**GOAL**
Output all of the records exactly as written.

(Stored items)
......

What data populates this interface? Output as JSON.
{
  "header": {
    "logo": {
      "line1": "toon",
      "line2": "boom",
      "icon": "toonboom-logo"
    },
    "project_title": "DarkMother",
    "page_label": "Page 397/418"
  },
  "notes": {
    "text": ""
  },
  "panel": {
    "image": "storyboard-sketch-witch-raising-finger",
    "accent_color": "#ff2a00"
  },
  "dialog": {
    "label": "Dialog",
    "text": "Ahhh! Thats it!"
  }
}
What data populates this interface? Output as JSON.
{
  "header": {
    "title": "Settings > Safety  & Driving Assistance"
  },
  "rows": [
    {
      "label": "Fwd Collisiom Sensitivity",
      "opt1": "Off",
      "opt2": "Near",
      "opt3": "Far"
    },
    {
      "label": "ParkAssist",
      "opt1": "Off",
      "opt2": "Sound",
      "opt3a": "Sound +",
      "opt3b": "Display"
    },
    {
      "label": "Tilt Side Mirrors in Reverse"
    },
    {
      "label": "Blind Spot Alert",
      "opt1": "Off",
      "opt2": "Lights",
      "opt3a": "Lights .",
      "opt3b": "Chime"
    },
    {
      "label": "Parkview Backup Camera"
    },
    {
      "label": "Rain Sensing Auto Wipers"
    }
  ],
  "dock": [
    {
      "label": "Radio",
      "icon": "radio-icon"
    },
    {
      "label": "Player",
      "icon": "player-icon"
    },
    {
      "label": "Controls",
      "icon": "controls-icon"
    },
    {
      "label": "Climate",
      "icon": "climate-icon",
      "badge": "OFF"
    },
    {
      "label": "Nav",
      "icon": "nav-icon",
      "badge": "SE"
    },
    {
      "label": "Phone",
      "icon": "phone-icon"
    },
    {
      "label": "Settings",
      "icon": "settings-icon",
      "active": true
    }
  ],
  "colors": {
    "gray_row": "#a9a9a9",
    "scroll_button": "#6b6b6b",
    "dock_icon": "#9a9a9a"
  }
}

......

**RESULT OF THE EXERCISE**
What data populates this interface? Output as JSON.
{
  "header": {
    "logo": {
      "line1": "toon",
      "line2": "boom",
      "icon": "toonboom-logo"
    },
    "project_title": "DarkMother",
    "page_label": "Page 397/418"
  },
  "notes": {
    "text": ""
  },
  "panel": {
    "image": "storyboard-sketch-witch-raising-finger",
    "accent_color": "#ff2a00"
  },
  "dialog": {
    "label": "Dialog",
    "text": "Ahhh! Thats it!"
  }
}
What data populates this interface? Output as JSON.
{
  "header": {
    "title": "Settings > Safety  & Driving Assistance"
  },
  "rows": [
    {
      "label": "Fwd Collisiom Sensitivity",
      "opt1": "Off",
      "opt2": "Near",
      "opt3": "Far"
    },
    {
      "label": "ParkAssist",
      "opt1": "Off",
      "opt2": "Sound",
      "opt3a": "Sound +",
      "opt3b": "Display"
    },
    {
      "label": "Tilt Side Mirrors in Reverse"
    },
    {
      "label": "Blind Spot Alert",
      "opt1": "Off",
      "opt2": "Lights",
      "opt3a": "Lights .",
      "opt3b": "Chime"
    },
    {
      "label": "Parkview Backup Camera"
    },
    {
      "label": "Rain Sensing Auto Wipers"
    }
  ],
  "dock": [
    {
      "label": "Radio",
      "icon": "radio-icon"
    },
    {
      "label": "Player",
      "icon": "player-icon"
    },
    {
      "label": "Controls",
      "icon": "controls-icon"
    },
    {
      "label": "Climate",
      "icon": "climate-icon",
      "badge": "OFF"
    },
    {
      "label": "Nav",
      "icon": "nav-icon",
      "badge": "SE"
    },
    {
      "label": "Phone",
      "icon": "phone-icon"
    },
    {
      "label": "Settings",
      "icon": "settings-icon",
      "active": true
    }
  ],
  "colors": {
    "gray_row": "#a9a9a9",
    "scroll_button": "#6b6b6b",
    "dock_icon": "#9a9a9a"
  }
}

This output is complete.